→ **Stated goal**
Read the material below and tally how many lines hold the word "title", giving the number and nothing else.

→ **Excerpted data**

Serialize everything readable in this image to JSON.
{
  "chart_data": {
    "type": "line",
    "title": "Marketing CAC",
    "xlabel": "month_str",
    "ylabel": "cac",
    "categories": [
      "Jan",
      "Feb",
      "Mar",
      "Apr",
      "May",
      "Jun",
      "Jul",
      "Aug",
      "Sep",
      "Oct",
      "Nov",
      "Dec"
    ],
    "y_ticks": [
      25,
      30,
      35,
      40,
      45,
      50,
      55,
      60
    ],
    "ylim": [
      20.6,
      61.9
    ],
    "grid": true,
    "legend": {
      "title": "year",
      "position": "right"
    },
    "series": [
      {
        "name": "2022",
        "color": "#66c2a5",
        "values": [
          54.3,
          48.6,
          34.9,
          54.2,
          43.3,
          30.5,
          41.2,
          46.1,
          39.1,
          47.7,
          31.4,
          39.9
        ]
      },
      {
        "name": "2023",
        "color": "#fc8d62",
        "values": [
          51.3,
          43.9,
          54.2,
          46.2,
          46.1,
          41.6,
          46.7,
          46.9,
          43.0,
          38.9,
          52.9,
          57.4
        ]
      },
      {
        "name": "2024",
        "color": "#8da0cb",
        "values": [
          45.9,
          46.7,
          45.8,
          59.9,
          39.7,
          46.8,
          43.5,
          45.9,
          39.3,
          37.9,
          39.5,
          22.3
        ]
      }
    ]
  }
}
---
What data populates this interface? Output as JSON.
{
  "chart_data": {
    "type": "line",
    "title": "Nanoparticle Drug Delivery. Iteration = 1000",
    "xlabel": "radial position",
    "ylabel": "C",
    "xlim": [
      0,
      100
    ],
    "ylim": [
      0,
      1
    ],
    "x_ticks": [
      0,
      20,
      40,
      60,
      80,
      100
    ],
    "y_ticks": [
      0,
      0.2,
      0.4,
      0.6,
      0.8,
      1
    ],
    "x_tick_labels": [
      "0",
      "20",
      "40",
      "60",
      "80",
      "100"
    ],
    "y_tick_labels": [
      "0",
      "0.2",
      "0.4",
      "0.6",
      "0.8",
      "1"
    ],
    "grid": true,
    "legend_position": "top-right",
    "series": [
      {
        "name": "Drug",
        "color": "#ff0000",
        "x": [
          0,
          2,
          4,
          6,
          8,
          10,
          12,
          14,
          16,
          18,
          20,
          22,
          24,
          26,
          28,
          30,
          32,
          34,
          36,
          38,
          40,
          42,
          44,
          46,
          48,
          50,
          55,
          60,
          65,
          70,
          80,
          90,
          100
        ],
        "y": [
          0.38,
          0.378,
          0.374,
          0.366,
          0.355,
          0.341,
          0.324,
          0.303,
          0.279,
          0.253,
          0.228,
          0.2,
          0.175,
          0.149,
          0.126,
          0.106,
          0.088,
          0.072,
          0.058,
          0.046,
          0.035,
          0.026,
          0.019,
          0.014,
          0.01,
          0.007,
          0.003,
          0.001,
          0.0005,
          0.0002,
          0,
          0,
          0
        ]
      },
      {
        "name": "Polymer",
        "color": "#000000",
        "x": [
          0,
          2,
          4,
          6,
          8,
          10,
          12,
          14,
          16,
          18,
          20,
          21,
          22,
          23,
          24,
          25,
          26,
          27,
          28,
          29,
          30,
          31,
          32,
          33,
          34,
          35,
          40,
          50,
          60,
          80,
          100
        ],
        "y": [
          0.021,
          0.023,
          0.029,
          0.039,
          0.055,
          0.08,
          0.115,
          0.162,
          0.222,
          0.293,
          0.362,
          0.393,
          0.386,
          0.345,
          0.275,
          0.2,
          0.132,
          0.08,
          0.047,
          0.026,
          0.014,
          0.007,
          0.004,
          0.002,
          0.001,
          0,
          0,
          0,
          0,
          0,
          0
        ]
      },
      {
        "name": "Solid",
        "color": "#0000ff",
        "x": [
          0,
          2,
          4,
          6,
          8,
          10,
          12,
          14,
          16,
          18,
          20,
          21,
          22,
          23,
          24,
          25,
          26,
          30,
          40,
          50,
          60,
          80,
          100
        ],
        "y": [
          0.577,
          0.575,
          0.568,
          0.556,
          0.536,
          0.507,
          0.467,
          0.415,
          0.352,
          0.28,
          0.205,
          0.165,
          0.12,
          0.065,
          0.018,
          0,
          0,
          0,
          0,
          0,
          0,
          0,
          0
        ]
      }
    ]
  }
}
==
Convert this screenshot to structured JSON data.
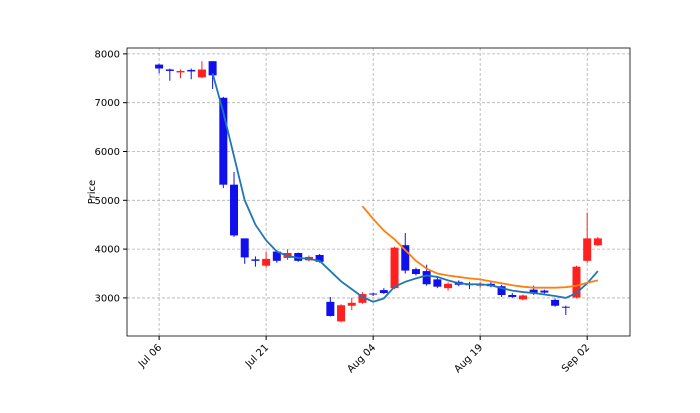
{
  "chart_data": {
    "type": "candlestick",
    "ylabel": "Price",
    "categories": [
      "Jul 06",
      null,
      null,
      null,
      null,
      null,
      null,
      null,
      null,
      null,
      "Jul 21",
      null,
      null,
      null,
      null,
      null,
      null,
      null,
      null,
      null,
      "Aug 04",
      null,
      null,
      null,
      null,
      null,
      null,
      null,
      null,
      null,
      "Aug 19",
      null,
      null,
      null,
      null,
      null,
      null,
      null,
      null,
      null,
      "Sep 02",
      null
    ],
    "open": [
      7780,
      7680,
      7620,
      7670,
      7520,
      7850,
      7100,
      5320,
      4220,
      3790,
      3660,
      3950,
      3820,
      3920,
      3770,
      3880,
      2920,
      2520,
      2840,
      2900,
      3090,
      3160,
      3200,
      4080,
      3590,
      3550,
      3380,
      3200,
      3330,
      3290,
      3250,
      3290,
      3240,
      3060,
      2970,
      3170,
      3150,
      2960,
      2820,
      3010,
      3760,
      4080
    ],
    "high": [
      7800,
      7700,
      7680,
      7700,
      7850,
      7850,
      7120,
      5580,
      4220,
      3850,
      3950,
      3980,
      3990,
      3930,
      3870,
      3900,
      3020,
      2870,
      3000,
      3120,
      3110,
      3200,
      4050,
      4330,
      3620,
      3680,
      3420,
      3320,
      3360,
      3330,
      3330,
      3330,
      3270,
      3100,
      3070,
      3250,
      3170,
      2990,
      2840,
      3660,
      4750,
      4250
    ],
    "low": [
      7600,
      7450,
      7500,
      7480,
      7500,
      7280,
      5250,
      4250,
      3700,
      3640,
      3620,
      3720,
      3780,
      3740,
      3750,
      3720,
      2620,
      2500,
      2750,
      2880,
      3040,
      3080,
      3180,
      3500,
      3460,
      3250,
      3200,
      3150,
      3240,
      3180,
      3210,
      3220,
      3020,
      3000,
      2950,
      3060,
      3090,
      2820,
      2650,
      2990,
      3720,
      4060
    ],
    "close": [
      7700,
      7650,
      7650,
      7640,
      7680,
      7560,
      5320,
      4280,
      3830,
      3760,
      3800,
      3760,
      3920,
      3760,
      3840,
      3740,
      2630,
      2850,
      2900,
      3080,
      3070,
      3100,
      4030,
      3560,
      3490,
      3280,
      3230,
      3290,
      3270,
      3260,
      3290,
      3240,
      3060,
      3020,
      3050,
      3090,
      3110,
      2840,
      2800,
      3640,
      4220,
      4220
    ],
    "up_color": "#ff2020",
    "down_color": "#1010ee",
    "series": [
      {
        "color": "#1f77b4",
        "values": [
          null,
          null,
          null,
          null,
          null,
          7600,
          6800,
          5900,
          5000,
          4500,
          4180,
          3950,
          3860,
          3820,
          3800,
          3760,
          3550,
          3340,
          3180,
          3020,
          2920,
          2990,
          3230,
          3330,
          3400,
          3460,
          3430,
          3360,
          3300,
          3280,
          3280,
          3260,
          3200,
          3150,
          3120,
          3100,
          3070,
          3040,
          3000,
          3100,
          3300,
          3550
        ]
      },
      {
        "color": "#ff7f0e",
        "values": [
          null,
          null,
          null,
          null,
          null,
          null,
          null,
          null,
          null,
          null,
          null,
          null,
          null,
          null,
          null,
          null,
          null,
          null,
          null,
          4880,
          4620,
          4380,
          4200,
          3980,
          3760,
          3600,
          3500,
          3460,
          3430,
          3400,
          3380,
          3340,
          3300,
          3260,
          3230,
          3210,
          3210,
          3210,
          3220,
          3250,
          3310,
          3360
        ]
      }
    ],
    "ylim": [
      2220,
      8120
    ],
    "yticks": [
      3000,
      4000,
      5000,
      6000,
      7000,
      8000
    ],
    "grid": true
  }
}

→ **Correct response**
3